(Dataset records)

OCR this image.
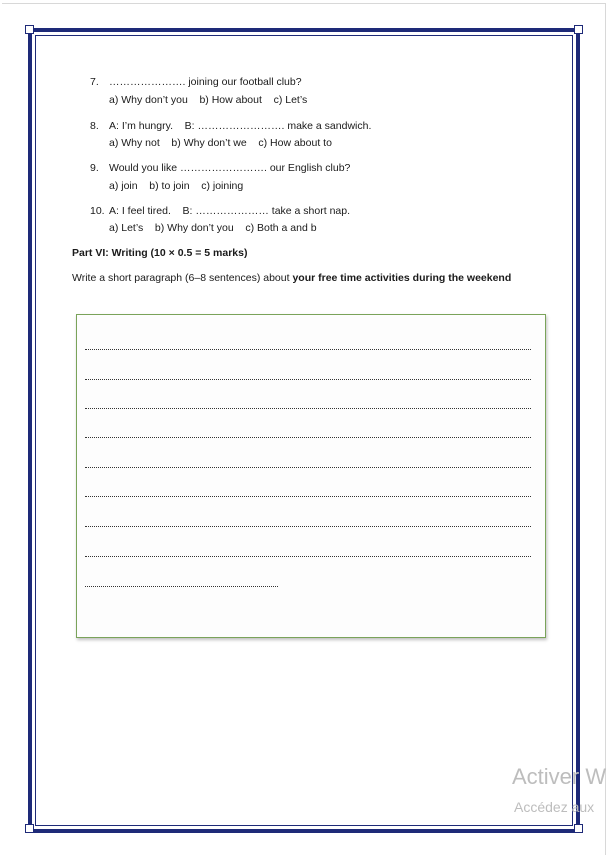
7. …………………. joining our football club?
a) Why don’t you    b) How about    c) Let’s
8. A: I’m hungry.    B: ……………………. make a sandwich.
a) Why not    b) Why don’t we    c) How about to
9. Would you like ……………………. our English club?
a) join    b) to join    c) joining
10. A: I feel tired.    B: ………………… take a short nap.
a) Let’s    b) Why don’t you    c) Both a and b
Part VI: Writing (10 × 0.5 = 5 marks)
Write a short paragraph (6–8 sentences) about your free time activities during the weekend
Activer W
Accédez aux
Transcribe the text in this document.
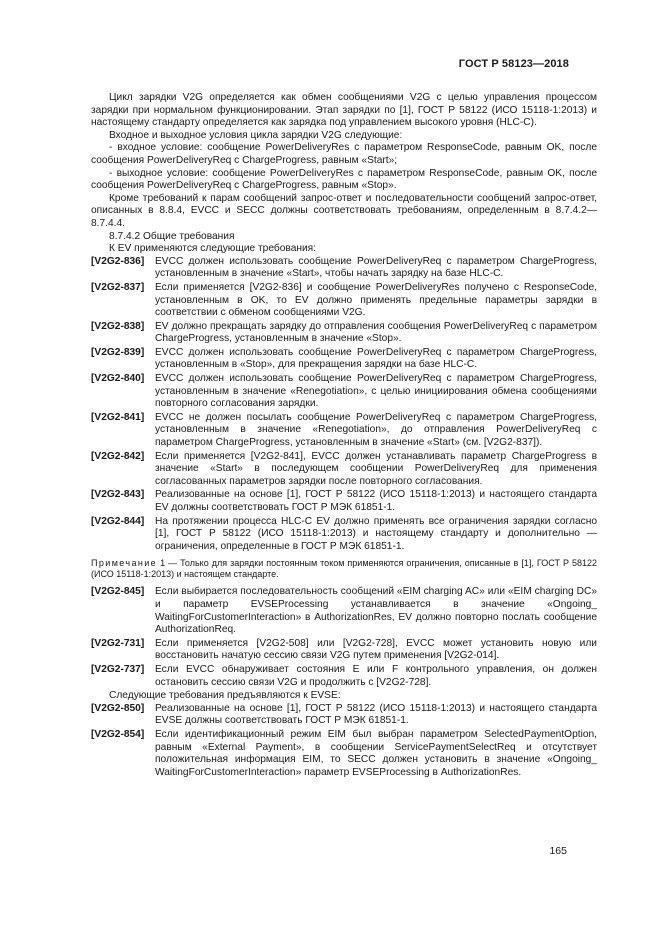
ГОСТ Р 58123—2018

Цикл зарядки V2G определяется как обмен сообщениями V2G с целью управления процессом зарядки при нормальном функционировании. Этап зарядки по [1], ГОСТ Р 58122 (ИСО 15118-1:2013) и настоящему стандарту определяется как зарядка под управлением высокого уровня (HLC-C).

Входное и выходное условия цикла зарядки V2G следующие:

- входное условие: сообщение PowerDeliveryRes с параметром ResponseCode, равным OK, после сообщения PowerDeliveryReq с ChargeProgress, равным «Start»;

- выходное условие: сообщение PowerDeliveryRes с параметром ResponseCode, равным OK, после сообщения PowerDeliveryReq с ChargeProgress, равным «Stop».

Кроме требований к парам сообщений запрос-ответ и последовательности сообщений запрос-ответ, описанных в 8.8.4, EVCC и SECC должны соответствовать требованиям, определенным в 8.7.4.2—8.7.4.4.

8.7.4.2 Общие требования

К EV применяются следующие требования:

[V2G2-836]	EVCC должен использовать сообщение PowerDeliveryReq с параметром ChargeProgress, установленным в значение «Start», чтобы начать зарядку на базе HLC-C.
[V2G2-837]	Если применяется [V2G2-836] и сообщение PowerDeliveryRes получено с ResponseCode, установленным в OK, то EV должно применять предельные параметры зарядки в соответствии с обменом сообщениями V2G.
[V2G2-838]	EV должно прекращать зарядку до отправления сообщения PowerDeliveryReq с параметром ChargeProgress, установленным в значение «Stop».
[V2G2-839]	EVCC должен использовать сообщение PowerDeliveryReq с параметром ChargeProgress, установленным в «Stop», для прекращения зарядки на базе HLC-C.
[V2G2-840]	EVCC должен использовать сообщение PowerDeliveryReq с параметром ChargeProgress, установленным в значение «Renegotiation», с целью инициирования обмена сообщениями повторного согласования зарядки.
[V2G2-841]	EVCC не должен посылать сообщение PowerDeliveryReq с параметром ChargeProgress, установленным в значение «Renegotiation», до отправления PowerDeliveryReq с параметром ChargeProgress, установленным в значение «Start» (см. [V2G2-837]).
[V2G2-842]	Если применяется [V2G2-841], EVCC должен устанавливать параметр ChargeProgress в значение «Start» в последующем сообщении PowerDeliveryReq для применения согласованных параметров зарядки после повторного согласования.
[V2G2-843]	Реализованные на основе [1], ГОСТ Р 58122 (ИСО 15118-1:2013) и настоящего стандарта EV должны соответствовать ГОСТ Р МЭК 61851-1.
[V2G2-844]	На протяжении процесса HLC-C EV должно применять все ограничения зарядки согласно [1], ГОСТ Р 58122 (ИСО 15118-1:2013) и настоящему стандарту и дополнительно — ограничения, определенные в ГОСТ Р МЭК 61851-1.

Примечание 1 — Только для зарядки постоянным током применяются ограничения, описанные в [1], ГОСТ Р 58122 (ИСО 15118-1:2013) и настоящем стандарте.

[V2G2-845]	Если выбирается последовательность сообщений «EIM charging AC» или «EIM charging DC» и параметр EVSEProcessing устанавливается в значение «Ongoing_ WaitingForCustomerInteraction» в AuthorizationRes, EV должно повторно послать сообщение AuthorizationReq.
[V2G2-731]	Если применяется [V2G2-508] или [V2G2-728], EVCC может установить новую или восстановить начатую сессию связи V2G путем применения [V2G2-014].
[V2G2-737]	Если EVCC обнаруживает состояния E или F контрольного управления, он должен остановить сессию связи V2G и продолжить с [V2G2-728].

Следующие требования предъявляются к EVSE:

[V2G2-850]	Реализованные на основе [1], ГОСТ Р 58122 (ИСО 15118-1:2013) и настоящего стандарта EVSE должны соответствовать ГОСТ Р МЭК 61851-1.
[V2G2-854]	Если идентификационный режим EIM был выбран параметром SelectedPaymentOption, равным «External Payment», в сообщении ServicePaymentSelectReq и отсутствует положительная информация EIM, то SECC должен установить в значение «Ongoing_ WaitingForCustomerInteraction» параметр EVSEProcessing в AuthorizationRes.
165
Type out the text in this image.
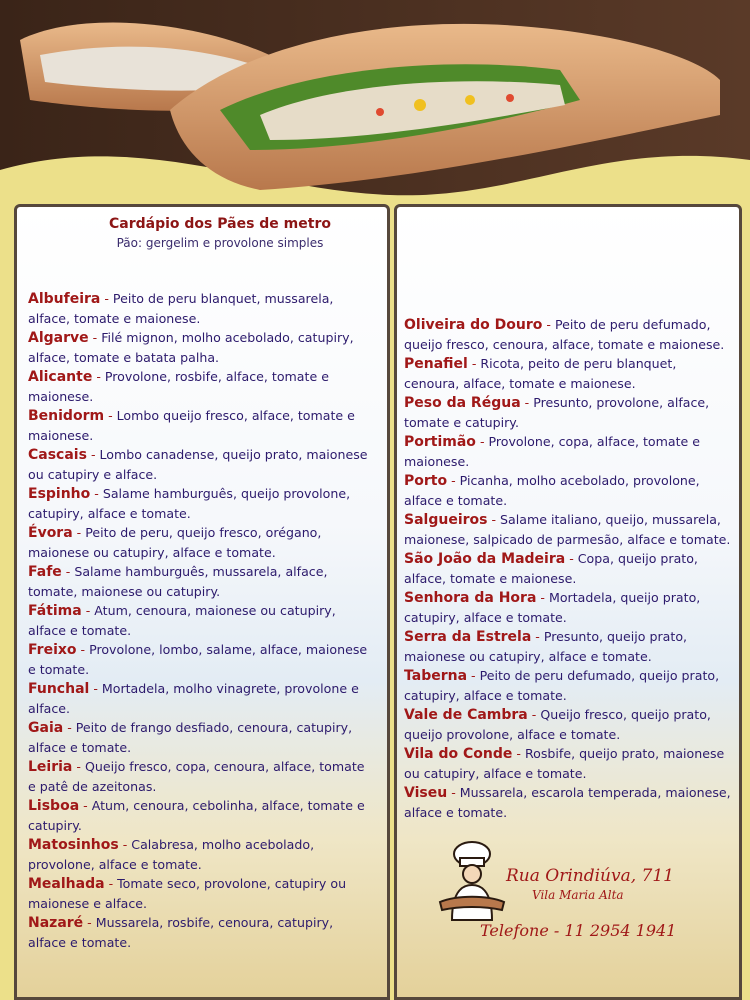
Cardápio dos Pães de metro
Pão: gergelim e provolone simples
Albufeira - Peito de peru blanquet, mussarela, alface, tomate e maionese.
Algarve - Filé mignon, molho acebolado, catupiry, alface, tomate e batata palha.
Alicante - Provolone, rosbife, alface, tomate e maionese.
Benidorm - Lombo queijo fresco, alface, tomate e maionese.
Cascais - Lombo canadense, queijo prato, maionese ou catupiry e alface.
Espinho - Salame hamburguês, queijo provolone, catupiry, alface e tomate.
Évora - Peito de peru, queijo fresco, orégano, maionese ou catupiry, alface e tomate.
Fafe - Salame hamburguês, mussarela, alface, tomate, maionese ou catupiry.
Fátima - Atum, cenoura, maionese ou catupiry, alface e tomate.
Freixo - Provolone, lombo, salame, alface, maionese e tomate.
Funchal - Mortadela, molho vinagrete, provolone e alface.
Gaia - Peito de frango desfiado, cenoura, catupiry, alface e tomate.
Leiria - Queijo fresco, copa, cenoura, alface, tomate e patê de azeitonas.
Lisboa - Atum, cenoura, cebolinha, alface, tomate e catupiry.
Matosinhos - Calabresa, molho acebolado, provolone, alface e tomate.
Mealhada - Tomate seco, provolone, catupiry ou maionese e alface.
Nazaré - Mussarela, rosbife, cenoura, catupiry, alface e tomate.
Oliveira do Douro - Peito de peru defumado, queijo fresco, cenoura, alface, tomate e maionese.
Penafiel - Ricota, peito de peru blanquet, cenoura, alface, tomate e maionese.
Peso da Régua - Presunto, provolone, alface, tomate e catupiry.
Portimão - Provolone, copa, alface, tomate e maionese.
Porto - Picanha, molho acebolado, provolone, alface e tomate.
Salgueiros - Salame italiano, queijo, mussarela, maionese, salpicado de parmesão, alface e tomate.
São João da Madeira - Copa, queijo prato, alface, tomate e maionese.
Senhora da Hora - Mortadela, queijo prato, catupiry, alface e tomate.
Serra da Estrela - Presunto, queijo prato, maionese ou catupiry, alface e tomate.
Taberna - Peito de peru defumado, queijo prato, catupiry, alface e tomate.
Vale de Cambra - Queijo fresco, queijo prato, queijo provolone, alface e tomate.
Vila do Conde - Rosbife, queijo prato, maionese ou catupiry, alface e tomate.
Viseu - Mussarela, escarola temperada, maionese, alface e tomate.
Rua Orindiúva, 711
Vila Maria Alta
Telefone - 11 2954 1941
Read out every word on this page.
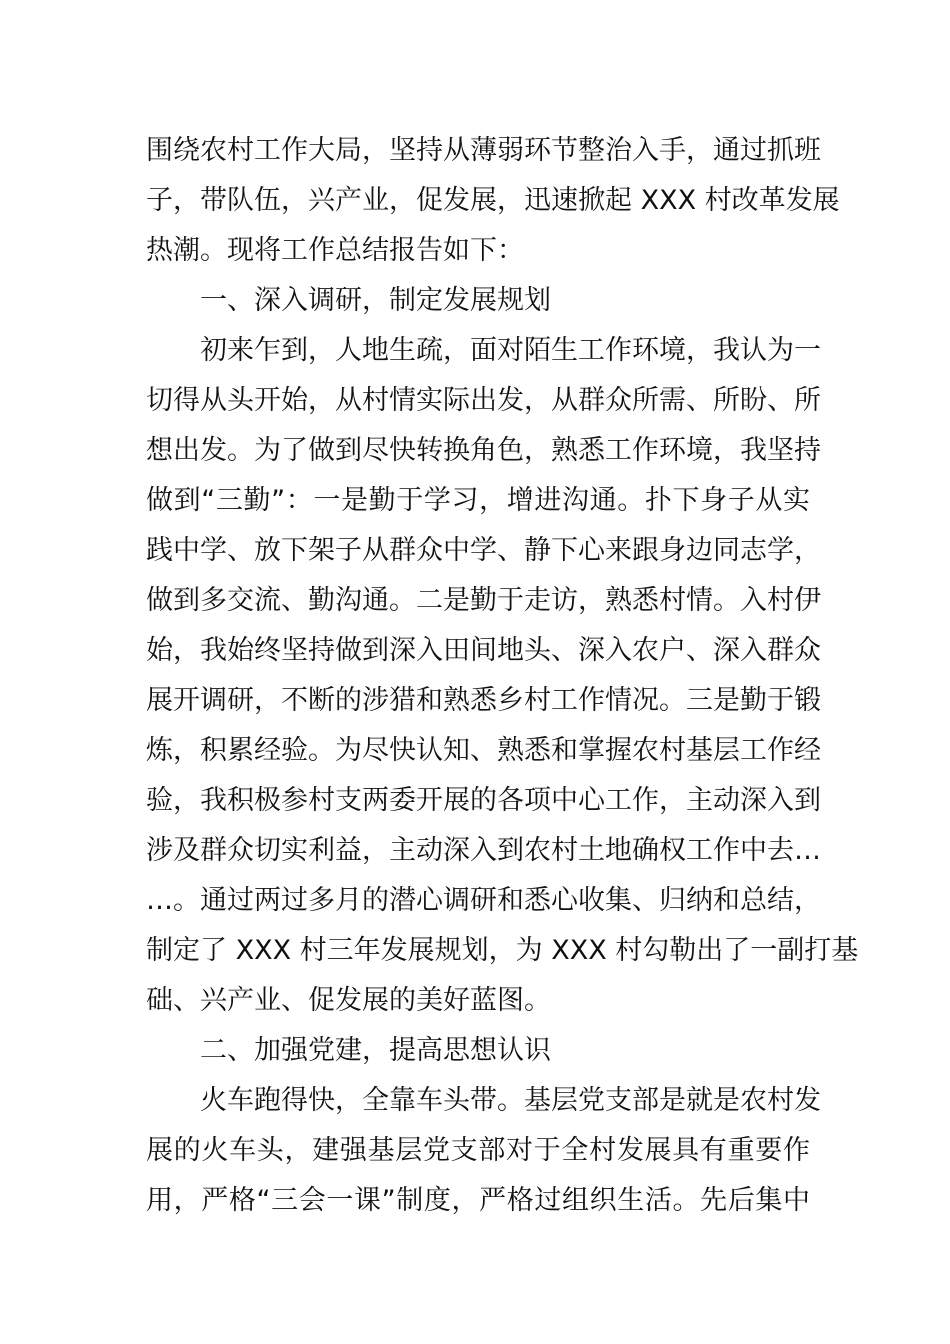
围绕农村工作大局，坚持从薄弱环节整治入手，通过抓班
子，带队伍，兴产业，促发展，迅速掀起 XXX 村改革发展
热潮。现将工作总结报告如下：
一、深入调研，制定发展规划
初来乍到，人地生疏，面对陌生工作环境，我认为一
切得从头开始，从村情实际出发，从群众所需、所盼、所
想出发。为了做到尽快转换角色，熟悉工作环境，我坚持
做到“三勤”：一是勤于学习，增进沟通。扑下身子从实
践中学、放下架子从群众中学、静下心来跟身边同志学，
做到多交流、勤沟通。二是勤于走访，熟悉村情。入村伊
始，我始终坚持做到深入田间地头、深入农户、深入群众
展开调研，不断的涉猎和熟悉乡村工作情况。三是勤于锻
炼，积累经验。为尽快认知、熟悉和掌握农村基层工作经
验，我积极参村支两委开展的各项中心工作，主动深入到
涉及群众切实利益，主动深入到农村土地确权工作中去…
…。通过两过多月的潜心调研和悉心收集、归纳和总结，
制定了 XXX 村三年发展规划，为 XXX 村勾勒出了一副打基
础、兴产业、促发展的美好蓝图。
二、加强党建，提高思想认识
火车跑得快，全靠车头带。基层党支部是就是农村发
展的火车头，建强基层党支部对于全村发展具有重要作
用，严格“三会一课”制度，严格过组织生活。先后集中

- **Task goal**: From the data above, pick out each line containing "this" and copy it.

- **Written solution**:
OCR this image.
Transcribe the text in this document.
Type out the text in this image.
Read out every word on this page.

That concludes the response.